> [Tasks and exercises]:
(a) In the pendulum thread, what step size produced a spiral when the second version of the code was run?
(b) Write out the rows from the line containing "- Bar: [362, 386, 381, 390]" through the line containing "- X-axis label: Distribution".

> [Document]:
☆ ☆ ☆

# Matlab "Linear Model" of a Pendulum via Euler's Method

Tags:
1. Nov 16, 2016

### Morgan Chafe

In my problem the linear modal is defined as the first term in the series expansion of $\sin(x)$ so:

$$\sin(x) = x - \frac{x^{3}}{3!}+\dots$$

$\sin(x) = x$ is the linear modal.

So with this, I then have to write $\frac{d^{2}x}{dt^{2}} = -\sin(x)$ as a system of $x^{\prime}$ and $y^{\prime}$, so:
$$x^{\prime} = y$$
$$y^{\prime} = \sin(x)$$

I tried the linear modal in Euler's method, with initial conditions X(1) = 1 and V(1)=0 :

Code (Text):
for i = 1:1000
V(i+1) = V(i)-(1.*s) ;
X(i+1) = V(i);
end
Where s is the step size. But apparently I'm supposed to get a circle when I plot V with respect to X which makes sense, but all I get is a straight line.

If I change it to:

Code (Text):
for i = 1:1000
V(i+1) = V(i)-(X(i).*s) ;
X(i+1) = V(i);
end
With s=0.8 I get a spiral, which looks like a development but I'm no closer to the circular shape that I am expecting. I think I just need a fresh pair of eyes to see where perhaps an obvious error lies.

2. Nov 18, 2016

### Staff: Mentor

In your example the sin(x) = x approximation has the understanding that x is in radians and that its true for small angles <10 degrees or so.

https://en.wikipedia.org/wiki/Small-angle_approximation

Also I'd try to hand calculate things or better yet have the computer print out x(i) and v(i) so you can see where it goes wrong.

EDIT:

I looked at your example, and it does produce a line by hand calculation the V goes 0.0 to -0.1 to -0.2 ... while the X values do the same but more abruptly 1, 0.0, -0.1, -0.2 ...

To get a circle, wouldn't V have to be something like $V(i+1) = sqrt(1.0 - x(i)*x(i))$
and then it wouldn't work when x(i) > 10 degrees?

Last edited: Nov 18, 2016

☆ ☆ ☆

Excerpts from a layout annotation set
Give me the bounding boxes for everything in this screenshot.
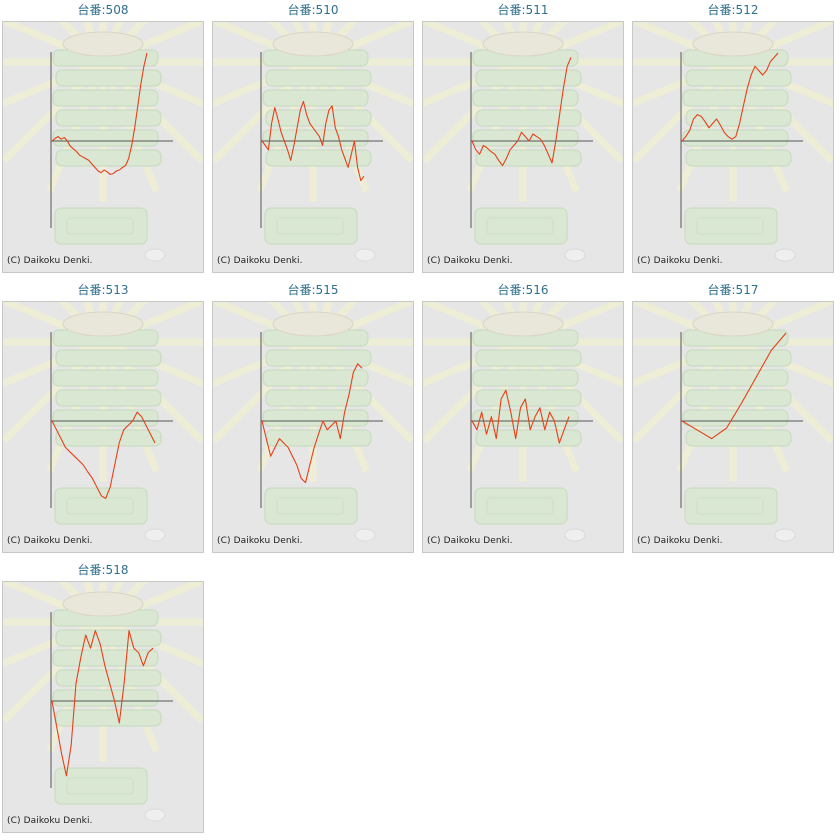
chart-panel: (C) Daikoku Denki.: [212, 301, 414, 553]
chart-title[interactable]: 台番:511: [497, 3, 549, 17]
copyright-text: (C) Daikoku Denki.: [427, 536, 513, 546]
chart-panel: (C) Daikoku Denki.: [2, 581, 204, 833]
series-line: [681, 332, 787, 440]
copyright-text: (C) Daikoku Denki.: [7, 256, 93, 266]
chart-cell: 台番:510 (C) Daikoku Denki.: [210, 0, 416, 276]
chart-svg: [213, 302, 413, 542]
chart-title[interactable]: 台番:512: [707, 3, 759, 17]
copyright-text: (C) Daikoku Denki.: [217, 256, 303, 266]
chart-cell: 台番:518 (C) Daikoku Denki.: [0, 560, 206, 836]
series-line: [51, 411, 156, 499]
chart-svg: [633, 22, 833, 262]
chart-cell: 台番:517 (C) Daikoku Denki.: [630, 280, 836, 556]
chart-title[interactable]: 台番:510: [287, 3, 339, 17]
chart-title[interactable]: 台番:513: [77, 283, 129, 297]
chart-panel: (C) Daikoku Denki.: [632, 21, 834, 273]
copyright-text: (C) Daikoku Denki.: [427, 256, 513, 266]
chart-cell: 台番:513 (C) Daikoku Denki.: [0, 280, 206, 556]
background-art: [633, 22, 833, 262]
copyright-text: (C) Daikoku Denki.: [637, 536, 723, 546]
background-art: [3, 582, 203, 822]
series-line: [51, 630, 154, 777]
chart-title[interactable]: 台番:516: [497, 283, 549, 297]
background-art: [423, 302, 623, 542]
chart-svg: [3, 22, 203, 262]
chart-svg: [423, 302, 623, 542]
background-art: [3, 302, 203, 542]
chart-title[interactable]: 台番:515: [287, 283, 339, 297]
series-line: [471, 389, 570, 444]
chart-cell: 台番:515 (C) Daikoku Denki.: [210, 280, 416, 556]
chart-panel: (C) Daikoku Denki.: [422, 21, 624, 273]
background-art: [213, 302, 413, 542]
chart-panel: (C) Daikoku Denki.: [2, 301, 204, 553]
series-line: [51, 52, 148, 175]
background-art: [633, 302, 833, 542]
chart-cell: 台番:512 (C) Daikoku Denki.: [630, 0, 836, 276]
background-art: [3, 22, 203, 262]
chart-cell: 台番:511 (C) Daikoku Denki.: [420, 0, 626, 276]
chart-title[interactable]: 台番:508: [77, 3, 129, 17]
chart-panel: (C) Daikoku Denki.: [632, 301, 834, 553]
chart-panel: (C) Daikoku Denki.: [212, 21, 414, 273]
chart-cell: 台番:516 (C) Daikoku Denki.: [420, 280, 626, 556]
copyright-text: (C) Daikoku Denki.: [217, 536, 303, 546]
chart-svg: [3, 582, 203, 822]
series-line: [261, 363, 363, 484]
copyright-text: (C) Daikoku Denki.: [7, 536, 93, 546]
chart-title[interactable]: 台番:517: [707, 283, 759, 297]
chart-svg: [633, 302, 833, 542]
series-line: [471, 57, 572, 167]
background-art: [423, 22, 623, 262]
chart-svg: [213, 22, 413, 262]
chart-cell: 台番:508 (C) Daikoku Denki.: [0, 0, 206, 276]
chart-svg: [423, 22, 623, 262]
series-line: [261, 100, 365, 182]
copyright-text: (C) Daikoku Denki.: [637, 256, 723, 266]
series-line: [681, 52, 779, 142]
chart-panel: (C) Daikoku Denki.: [422, 301, 624, 553]
background-art: [213, 22, 413, 262]
chart-panel: (C) Daikoku Denki.: [2, 21, 204, 273]
chart-title[interactable]: 台番:518: [77, 563, 129, 577]
chart-svg: [3, 302, 203, 542]
copyright-text: (C) Daikoku Denki.: [7, 816, 93, 826]
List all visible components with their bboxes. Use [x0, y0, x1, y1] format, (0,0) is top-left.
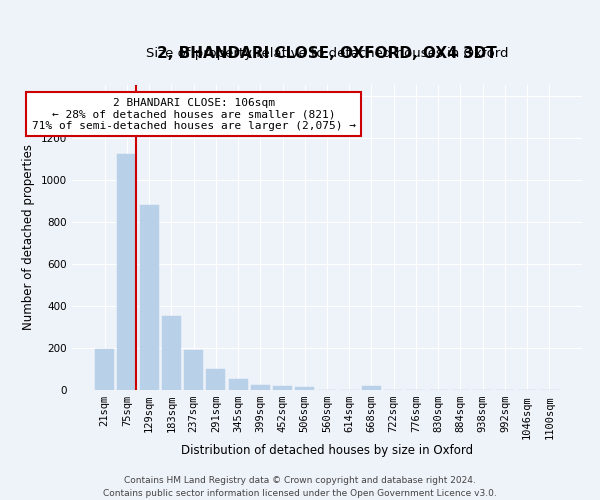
- Bar: [362, 386, 381, 390]
- Bar: [184, 350, 203, 390]
- Bar: [118, 154, 136, 390]
- X-axis label: Distribution of detached houses by size in Oxford: Distribution of detached houses by size …: [181, 444, 473, 457]
- Y-axis label: Number of detached properties: Number of detached properties: [22, 144, 35, 330]
- Bar: [229, 379, 248, 390]
- Bar: [273, 386, 292, 390]
- Text: 2 BHANDARI CLOSE: 106sqm
← 28% of detached houses are smaller (821)
71% of semi-: 2 BHANDARI CLOSE: 106sqm ← 28% of detach…: [32, 98, 356, 131]
- Bar: [162, 316, 181, 390]
- Title: Size of property relative to detached houses in Oxford: Size of property relative to detached ho…: [146, 47, 508, 60]
- Bar: [295, 388, 314, 390]
- Bar: [251, 386, 270, 390]
- Text: 2, BHANDARI CLOSE, OXFORD, OX4 3DT: 2, BHANDARI CLOSE, OXFORD, OX4 3DT: [157, 46, 497, 60]
- Text: Contains HM Land Registry data © Crown copyright and database right 2024.
Contai: Contains HM Land Registry data © Crown c…: [103, 476, 497, 498]
- Bar: [140, 205, 158, 390]
- Bar: [95, 349, 114, 390]
- Bar: [206, 368, 225, 390]
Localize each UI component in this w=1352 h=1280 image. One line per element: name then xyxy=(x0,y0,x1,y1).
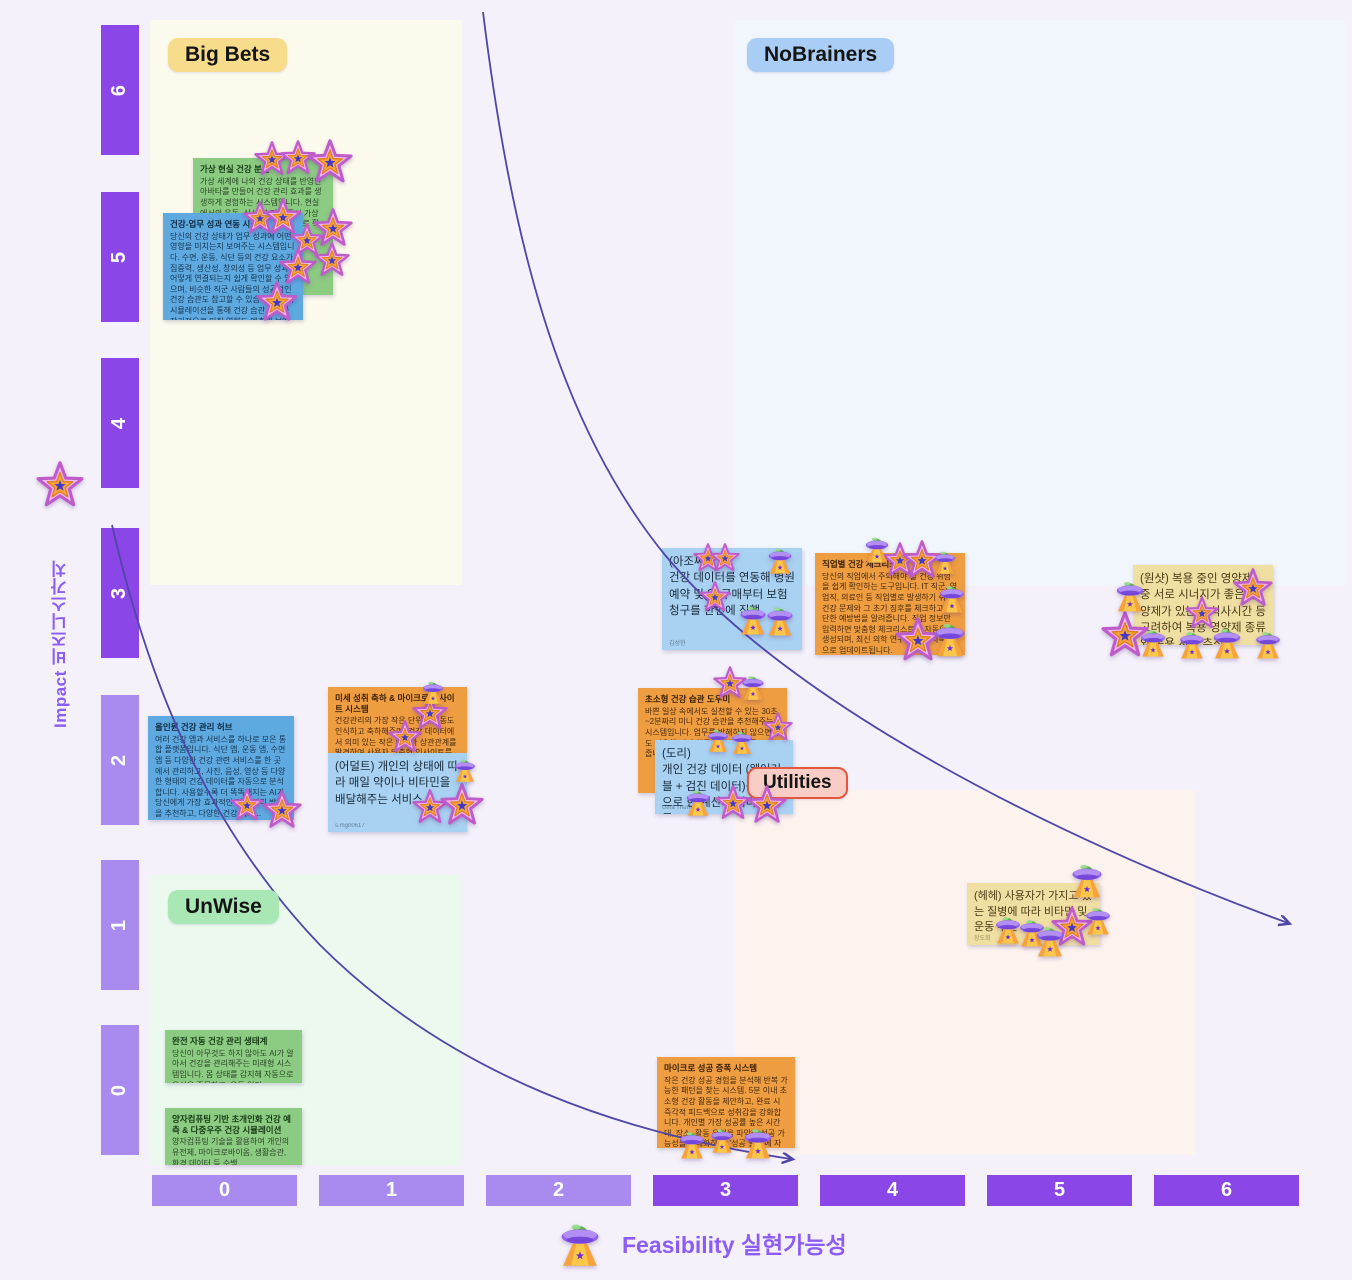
ufo-sticker-icon[interactable] xyxy=(681,783,715,817)
y-axis-tick-4: 4 xyxy=(101,358,139,488)
note-author: s.mgn0617 xyxy=(335,823,365,829)
star-sticker-icon[interactable] xyxy=(1233,568,1273,608)
star-sticker-icon[interactable] xyxy=(747,785,787,825)
ufo-sticker-icon[interactable] xyxy=(1030,918,1070,958)
note-title: 올인원 건강 관리 허브 xyxy=(155,722,233,732)
ufo-sticker-icon[interactable] xyxy=(738,1120,778,1160)
ufo-sticker-icon[interactable] xyxy=(1135,622,1171,658)
star-sticker-icon[interactable] xyxy=(256,281,298,323)
note-title: 건강-업무 성과 연동 시스템 xyxy=(170,219,266,229)
x-axis-legend: Feasibility 실현가능성 xyxy=(552,1212,847,1273)
quadrant-pill-big-bets[interactable]: Big Bets xyxy=(168,38,288,72)
star-sticker-icon[interactable] xyxy=(262,790,302,830)
tick-label: 3 xyxy=(108,587,131,599)
ufo-sticker-icon[interactable] xyxy=(674,1124,710,1160)
y-axis-tick-5: 5 xyxy=(101,192,139,322)
x-axis-tick-0: 0 xyxy=(152,1175,297,1206)
y-axis-tick-3: 3 xyxy=(101,528,139,658)
star-sticker-icon[interactable] xyxy=(763,712,793,742)
tick-label: 0 xyxy=(108,1084,131,1096)
ufo-sticker-icon[interactable] xyxy=(934,578,970,614)
tick-label: 4 xyxy=(108,417,131,429)
y-axis-tick-0: 0 xyxy=(101,1025,139,1155)
tick-label: 6 xyxy=(108,84,131,96)
star-sticker-icon[interactable] xyxy=(388,720,422,754)
ufo-sticker-icon[interactable] xyxy=(1065,855,1109,899)
x-axis-tick-1: 1 xyxy=(319,1175,464,1206)
x-axis-tick-5: 5 xyxy=(987,1175,1132,1206)
star-sticker-icon[interactable] xyxy=(699,581,731,613)
y-axis-tick-6: 6 xyxy=(101,25,139,155)
note-title: 마이크로 성공 증폭 시스템 xyxy=(664,1063,758,1073)
ufo-sticker-icon[interactable] xyxy=(737,669,769,701)
ufo-sticker-icon[interactable] xyxy=(706,1122,738,1154)
y-axis-tick-1: 1 xyxy=(101,860,139,990)
quadrant-area-nobrainers xyxy=(735,20,1345,585)
ufo-sticker-icon[interactable] xyxy=(763,541,797,575)
note-title: 완전 자동 건강 관리 생태계 xyxy=(172,1036,268,1046)
quadrant-pill-nobrainers[interactable]: NoBrainers xyxy=(747,38,895,72)
ufo-sticker-icon[interactable] xyxy=(418,675,448,705)
ufo-sticker-icon[interactable] xyxy=(1174,624,1210,660)
x-axis-tick-3: 3 xyxy=(653,1175,798,1206)
quadrant-pill-unwise[interactable]: UnWise xyxy=(168,890,279,924)
ufo-sticker-icon[interactable] xyxy=(1250,624,1286,660)
note-title: 양자컴퓨팅 기반 초개인화 건강 예측 & 다중우주 건강 시뮬레이션 xyxy=(172,1114,291,1135)
ufo-sticker-icon[interactable] xyxy=(727,725,757,755)
tick-label: 5 xyxy=(108,251,131,263)
x-axis-tick-4: 4 xyxy=(820,1175,965,1206)
tick-label: 2 xyxy=(108,754,131,766)
star-sticker-icon[interactable] xyxy=(710,543,740,573)
ufo-sticker-icon[interactable] xyxy=(1207,620,1247,660)
ufo-sticker-icon[interactable] xyxy=(930,545,960,575)
feasibility-axis-ufo-icon xyxy=(552,1212,608,1273)
ufo-sticker-icon[interactable] xyxy=(1110,573,1150,613)
quadrant-area-utilities xyxy=(735,790,1195,1155)
tick-label: 1 xyxy=(108,919,131,931)
ufo-sticker-icon[interactable] xyxy=(450,753,480,783)
star-sticker-icon[interactable] xyxy=(314,242,350,278)
star-sticker-icon[interactable] xyxy=(440,783,484,827)
star-sticker-icon[interactable] xyxy=(230,788,264,822)
note-body: 당신이 아무것도 하지 않아도 AI가 알아서 건강을 관리해주는 미래형 시스… xyxy=(172,1048,294,1083)
note-author: 장도희 xyxy=(974,936,991,942)
y-axis-tick-2: 2 xyxy=(101,695,139,825)
x-axis-label: Feasibility 실현가능성 xyxy=(622,1231,847,1258)
sticky-note-quantum-simulation[interactable]: 양자컴퓨팅 기반 초개인화 건강 예측 & 다중우주 건강 시뮬레이션 양자컴퓨… xyxy=(165,1108,302,1165)
y-axis-label: Impact 비즈니스가치 xyxy=(51,559,70,728)
ufo-sticker-icon[interactable] xyxy=(1080,900,1116,936)
impact-axis-star-icon xyxy=(36,461,84,509)
x-axis-tick-2: 2 xyxy=(486,1175,631,1206)
ufo-sticker-icon[interactable] xyxy=(761,599,799,637)
sticky-note-auto-ecosystem[interactable]: 완전 자동 건강 관리 생태계 당신이 아무것도 하지 않아도 AI가 알아서 … xyxy=(165,1030,302,1083)
note-body: 양자컴퓨팅 기술을 활용하여 개인의 유전체, 마이크로바이옴, 생활습관, 환… xyxy=(172,1137,290,1165)
star-sticker-icon[interactable] xyxy=(715,785,751,821)
note-title: 가상 현실 건강 분신 xyxy=(200,164,270,174)
ufo-sticker-icon[interactable] xyxy=(928,614,972,658)
note-author: 김성현 xyxy=(669,641,686,647)
x-axis-tick-6: 6 xyxy=(1154,1175,1299,1206)
ufo-sticker-icon[interactable] xyxy=(860,530,894,564)
note-body: 당신의 건강 상태가 업무 성과에 어떤 영향을 미치는지 보여주는 시스템입니… xyxy=(170,231,296,320)
star-sticker-icon[interactable] xyxy=(307,139,353,185)
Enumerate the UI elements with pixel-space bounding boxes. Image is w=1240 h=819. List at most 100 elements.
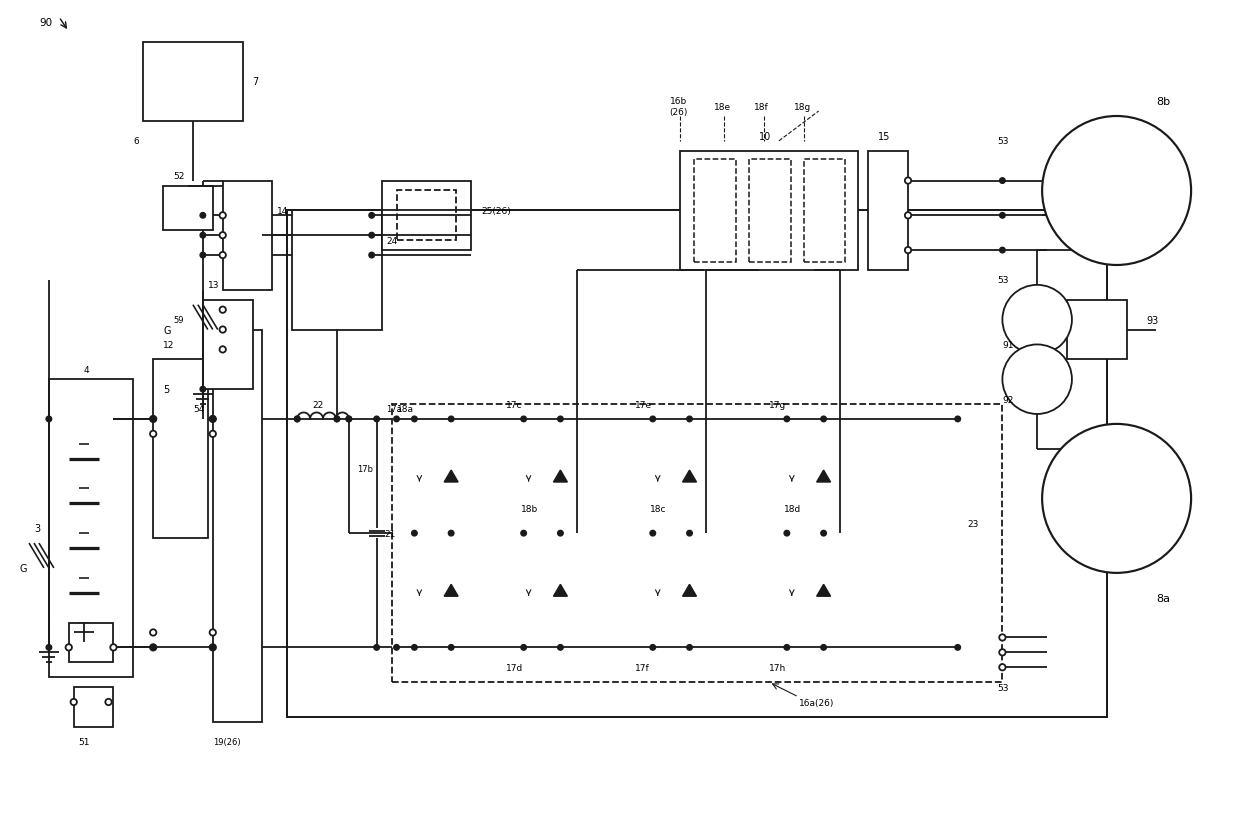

☆ ☆ ☆

> [Exercise answers]:
(a) A step size of s = 0.8.

(b)
- Bar: [362, 386, 381, 390]
- Bar: [184, 350, 203, 390]
- Bar: [118, 154, 136, 390]
- X-axis label: Distribution of detached houses by size in Oxford: Distribution of detached houses by size …: [181, 444, 473, 457]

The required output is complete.